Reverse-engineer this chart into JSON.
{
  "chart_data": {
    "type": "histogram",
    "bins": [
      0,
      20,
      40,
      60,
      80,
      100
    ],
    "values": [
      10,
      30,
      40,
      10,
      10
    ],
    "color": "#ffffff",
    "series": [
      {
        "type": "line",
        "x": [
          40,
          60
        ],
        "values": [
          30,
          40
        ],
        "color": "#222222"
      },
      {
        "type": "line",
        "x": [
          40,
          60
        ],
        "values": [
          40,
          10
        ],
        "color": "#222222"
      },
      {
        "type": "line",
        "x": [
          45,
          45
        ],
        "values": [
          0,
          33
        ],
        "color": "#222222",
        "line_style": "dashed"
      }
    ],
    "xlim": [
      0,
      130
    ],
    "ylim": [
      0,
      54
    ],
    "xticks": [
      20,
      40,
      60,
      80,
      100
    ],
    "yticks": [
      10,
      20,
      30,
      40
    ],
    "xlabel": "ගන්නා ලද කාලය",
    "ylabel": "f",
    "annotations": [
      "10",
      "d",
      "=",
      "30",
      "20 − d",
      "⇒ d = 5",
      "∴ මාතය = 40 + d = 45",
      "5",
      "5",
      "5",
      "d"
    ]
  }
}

GOAL OF THE EXERCISE - Write the entire listing out again, word for word.

RESULT OF THIS TASK -
Reverse-engineer this chart into JSON.
{
  "chart_data": {
    "type": "histogram",
    "bins": [
      0,
      20,
      40,
      60,
      80,
      100
    ],
    "values": [
      10,
      30,
      40,
      10,
      10
    ],
    "color": "#ffffff",
    "series": [
      {
        "type": "line",
        "x": [
          40,
          60
        ],
        "values": [
          30,
          40
        ],
        "color": "#222222"
      },
      {
        "type": "line",
        "x": [
          40,
          60
        ],
        "values": [
          40,
          10
        ],
        "color": "#222222"
      },
      {
        "type": "line",
        "x": [
          45,
          45
        ],
        "values": [
          0,
          33
        ],
        "color": "#222222",
        "line_style": "dashed"
      }
    ],
    "xlim": [
      0,
      130
    ],
    "ylim": [
      0,
      54
    ],
    "xticks": [
      20,
      40,
      60,
      80,
      100
    ],
    "yticks": [
      10,
      20,
      30,
      40
    ],
    "xlabel": "ගන්නා ලද කාලය",
    "ylabel": "f",
    "annotations": [
      "10",
      "d",
      "=",
      "30",
      "20 − d",
      "⇒ d = 5",
      "∴ මාතය = 40 + d = 45",
      "5",
      "5",
      "5",
      "d"
    ]
  }
}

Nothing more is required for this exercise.